═════ Available records
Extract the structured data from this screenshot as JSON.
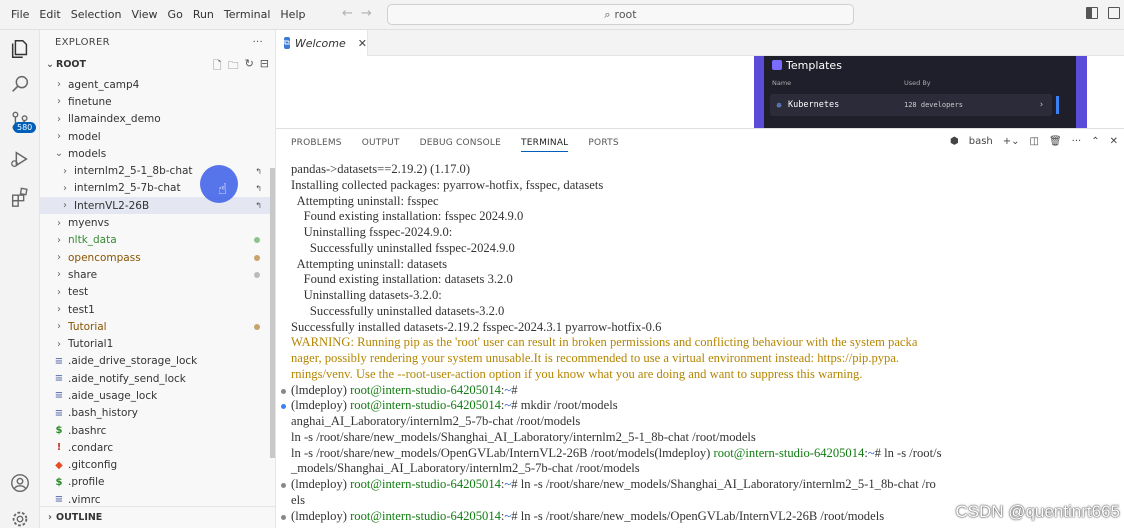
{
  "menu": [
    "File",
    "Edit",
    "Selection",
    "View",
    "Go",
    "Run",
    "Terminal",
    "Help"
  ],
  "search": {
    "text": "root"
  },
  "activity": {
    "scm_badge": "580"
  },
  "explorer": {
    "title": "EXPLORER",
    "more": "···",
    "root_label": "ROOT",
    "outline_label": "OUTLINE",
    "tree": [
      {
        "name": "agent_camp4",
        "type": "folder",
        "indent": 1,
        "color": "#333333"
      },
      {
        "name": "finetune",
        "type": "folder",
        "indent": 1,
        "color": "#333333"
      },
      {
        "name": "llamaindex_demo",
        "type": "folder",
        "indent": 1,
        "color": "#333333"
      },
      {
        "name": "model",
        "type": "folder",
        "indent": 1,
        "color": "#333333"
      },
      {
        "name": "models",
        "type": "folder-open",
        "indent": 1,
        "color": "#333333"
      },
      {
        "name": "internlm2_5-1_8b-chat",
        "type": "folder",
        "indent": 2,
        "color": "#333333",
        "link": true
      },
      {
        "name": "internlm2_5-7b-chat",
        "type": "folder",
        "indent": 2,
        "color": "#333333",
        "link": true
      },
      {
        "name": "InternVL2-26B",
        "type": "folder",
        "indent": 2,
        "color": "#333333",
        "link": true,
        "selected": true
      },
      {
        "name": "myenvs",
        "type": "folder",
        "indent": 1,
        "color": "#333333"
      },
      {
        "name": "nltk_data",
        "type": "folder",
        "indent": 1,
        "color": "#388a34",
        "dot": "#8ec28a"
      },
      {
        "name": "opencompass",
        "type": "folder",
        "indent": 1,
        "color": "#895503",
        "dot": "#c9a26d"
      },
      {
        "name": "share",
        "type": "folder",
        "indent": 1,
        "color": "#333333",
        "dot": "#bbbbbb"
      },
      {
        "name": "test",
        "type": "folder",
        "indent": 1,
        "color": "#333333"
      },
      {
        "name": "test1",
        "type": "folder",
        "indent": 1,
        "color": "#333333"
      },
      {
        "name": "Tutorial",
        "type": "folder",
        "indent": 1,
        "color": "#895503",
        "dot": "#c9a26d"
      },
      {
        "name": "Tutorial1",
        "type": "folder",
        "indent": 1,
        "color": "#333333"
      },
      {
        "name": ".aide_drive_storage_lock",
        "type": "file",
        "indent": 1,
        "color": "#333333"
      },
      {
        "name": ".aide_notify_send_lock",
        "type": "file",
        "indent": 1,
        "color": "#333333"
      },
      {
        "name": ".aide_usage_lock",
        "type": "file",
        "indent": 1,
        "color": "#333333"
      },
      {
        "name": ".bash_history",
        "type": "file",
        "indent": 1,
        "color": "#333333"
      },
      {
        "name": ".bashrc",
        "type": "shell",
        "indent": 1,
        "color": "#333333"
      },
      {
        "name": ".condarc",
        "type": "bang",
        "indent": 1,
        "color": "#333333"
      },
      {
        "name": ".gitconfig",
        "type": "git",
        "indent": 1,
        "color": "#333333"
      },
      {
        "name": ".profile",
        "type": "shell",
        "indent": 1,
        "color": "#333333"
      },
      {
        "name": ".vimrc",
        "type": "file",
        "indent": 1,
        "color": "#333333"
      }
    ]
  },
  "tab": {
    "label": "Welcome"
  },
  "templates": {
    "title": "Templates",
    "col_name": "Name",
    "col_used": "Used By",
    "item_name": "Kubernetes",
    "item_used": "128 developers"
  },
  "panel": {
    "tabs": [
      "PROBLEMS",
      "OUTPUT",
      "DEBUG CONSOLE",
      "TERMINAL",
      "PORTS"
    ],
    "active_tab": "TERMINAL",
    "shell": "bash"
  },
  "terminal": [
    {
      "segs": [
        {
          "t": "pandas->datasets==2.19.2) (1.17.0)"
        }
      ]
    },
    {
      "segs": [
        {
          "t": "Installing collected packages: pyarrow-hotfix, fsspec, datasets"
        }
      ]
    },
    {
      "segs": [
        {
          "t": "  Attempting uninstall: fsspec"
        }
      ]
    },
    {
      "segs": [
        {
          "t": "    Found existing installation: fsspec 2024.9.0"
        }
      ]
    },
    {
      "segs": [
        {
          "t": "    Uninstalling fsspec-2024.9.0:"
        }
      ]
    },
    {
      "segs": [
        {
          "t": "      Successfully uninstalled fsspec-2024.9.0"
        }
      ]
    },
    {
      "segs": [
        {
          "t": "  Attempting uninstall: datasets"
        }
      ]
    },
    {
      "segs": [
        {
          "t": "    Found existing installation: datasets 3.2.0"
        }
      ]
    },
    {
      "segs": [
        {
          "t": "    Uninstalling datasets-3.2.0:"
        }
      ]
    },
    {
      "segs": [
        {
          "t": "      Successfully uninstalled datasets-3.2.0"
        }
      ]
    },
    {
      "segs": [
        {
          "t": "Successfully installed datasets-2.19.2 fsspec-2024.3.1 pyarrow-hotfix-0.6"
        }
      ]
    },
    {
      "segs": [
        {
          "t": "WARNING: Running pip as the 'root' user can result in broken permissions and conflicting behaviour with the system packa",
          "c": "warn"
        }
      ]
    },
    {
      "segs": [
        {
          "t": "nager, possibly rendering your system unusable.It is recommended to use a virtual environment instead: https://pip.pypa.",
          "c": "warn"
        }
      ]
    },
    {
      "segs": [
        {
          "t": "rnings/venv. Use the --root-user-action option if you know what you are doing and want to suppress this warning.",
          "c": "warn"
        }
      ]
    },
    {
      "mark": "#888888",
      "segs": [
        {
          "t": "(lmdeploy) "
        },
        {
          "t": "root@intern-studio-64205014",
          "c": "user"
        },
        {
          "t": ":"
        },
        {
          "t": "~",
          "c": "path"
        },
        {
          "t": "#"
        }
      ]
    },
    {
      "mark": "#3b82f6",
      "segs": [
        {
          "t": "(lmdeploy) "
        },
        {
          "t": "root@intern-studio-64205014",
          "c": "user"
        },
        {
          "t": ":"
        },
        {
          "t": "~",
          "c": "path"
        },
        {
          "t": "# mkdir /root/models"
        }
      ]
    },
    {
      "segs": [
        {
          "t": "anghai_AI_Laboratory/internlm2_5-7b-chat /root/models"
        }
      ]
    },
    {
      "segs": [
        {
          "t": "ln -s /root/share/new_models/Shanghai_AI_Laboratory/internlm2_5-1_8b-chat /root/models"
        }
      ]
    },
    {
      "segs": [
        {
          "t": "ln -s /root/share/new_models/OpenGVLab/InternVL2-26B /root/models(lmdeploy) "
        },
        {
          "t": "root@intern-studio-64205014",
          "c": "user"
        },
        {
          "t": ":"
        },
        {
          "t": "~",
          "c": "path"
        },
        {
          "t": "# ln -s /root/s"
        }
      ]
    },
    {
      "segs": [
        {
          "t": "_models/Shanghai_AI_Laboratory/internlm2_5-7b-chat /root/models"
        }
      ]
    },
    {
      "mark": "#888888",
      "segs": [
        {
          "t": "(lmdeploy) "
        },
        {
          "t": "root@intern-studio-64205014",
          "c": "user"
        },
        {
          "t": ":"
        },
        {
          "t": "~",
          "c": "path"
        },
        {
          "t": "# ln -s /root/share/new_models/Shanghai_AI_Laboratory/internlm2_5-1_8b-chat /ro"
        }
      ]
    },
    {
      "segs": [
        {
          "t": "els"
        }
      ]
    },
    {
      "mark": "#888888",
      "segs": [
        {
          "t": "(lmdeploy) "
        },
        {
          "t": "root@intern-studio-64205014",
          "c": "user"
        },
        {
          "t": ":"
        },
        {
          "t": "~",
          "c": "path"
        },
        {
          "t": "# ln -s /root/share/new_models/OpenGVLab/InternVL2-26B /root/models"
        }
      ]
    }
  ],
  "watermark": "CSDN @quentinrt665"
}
══════════
═════ Available records
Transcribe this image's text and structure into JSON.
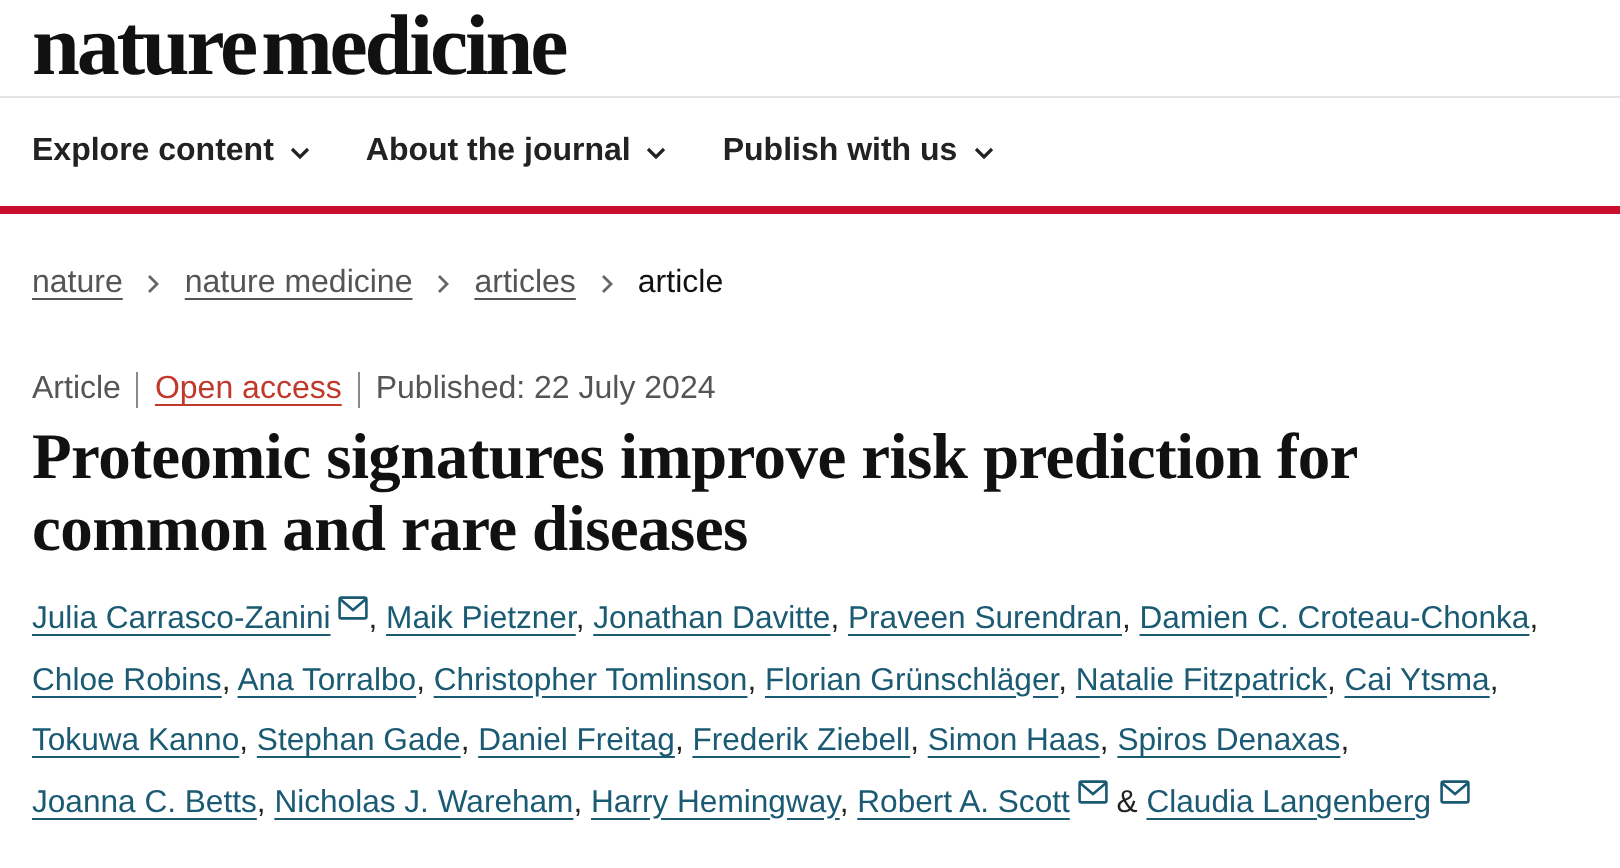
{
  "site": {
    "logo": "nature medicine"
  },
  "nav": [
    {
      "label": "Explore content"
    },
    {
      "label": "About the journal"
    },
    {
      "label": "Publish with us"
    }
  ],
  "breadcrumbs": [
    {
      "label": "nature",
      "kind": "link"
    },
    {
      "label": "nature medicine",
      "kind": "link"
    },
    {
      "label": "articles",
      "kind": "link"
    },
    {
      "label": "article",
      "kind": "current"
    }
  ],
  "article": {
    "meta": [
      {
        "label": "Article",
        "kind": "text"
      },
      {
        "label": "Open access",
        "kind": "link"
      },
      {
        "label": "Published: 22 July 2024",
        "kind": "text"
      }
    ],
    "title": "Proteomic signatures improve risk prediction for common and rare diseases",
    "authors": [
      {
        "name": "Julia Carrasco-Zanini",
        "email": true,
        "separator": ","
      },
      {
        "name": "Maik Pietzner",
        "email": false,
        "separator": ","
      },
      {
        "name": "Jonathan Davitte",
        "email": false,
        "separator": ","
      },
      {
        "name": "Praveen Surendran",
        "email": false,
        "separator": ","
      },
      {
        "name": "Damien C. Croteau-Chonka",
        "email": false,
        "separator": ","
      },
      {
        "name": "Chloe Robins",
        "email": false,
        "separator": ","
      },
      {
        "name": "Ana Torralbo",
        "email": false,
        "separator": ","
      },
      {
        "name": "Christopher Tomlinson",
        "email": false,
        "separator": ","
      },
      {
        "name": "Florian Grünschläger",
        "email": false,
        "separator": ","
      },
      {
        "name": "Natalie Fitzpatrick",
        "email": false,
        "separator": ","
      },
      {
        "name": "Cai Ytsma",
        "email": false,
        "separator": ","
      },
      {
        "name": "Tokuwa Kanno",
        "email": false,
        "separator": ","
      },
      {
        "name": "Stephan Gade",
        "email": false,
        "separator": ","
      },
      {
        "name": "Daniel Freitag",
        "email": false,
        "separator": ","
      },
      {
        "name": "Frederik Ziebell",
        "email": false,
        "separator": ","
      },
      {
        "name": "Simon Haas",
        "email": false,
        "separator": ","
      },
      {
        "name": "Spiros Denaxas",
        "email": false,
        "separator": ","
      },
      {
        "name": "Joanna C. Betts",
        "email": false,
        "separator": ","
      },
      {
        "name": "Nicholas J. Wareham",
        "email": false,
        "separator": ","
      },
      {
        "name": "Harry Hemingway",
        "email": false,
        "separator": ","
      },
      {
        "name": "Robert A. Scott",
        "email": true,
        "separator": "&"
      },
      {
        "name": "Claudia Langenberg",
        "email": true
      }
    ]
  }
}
══════════
● **Stated exercise**: Copy every single line of the material above that holds "existing".

● **Full answer**:
          "t": "    Found existing installation: fsspec 2024.9.0"
          "t": "    Found existing installation: datasets 3.2.0"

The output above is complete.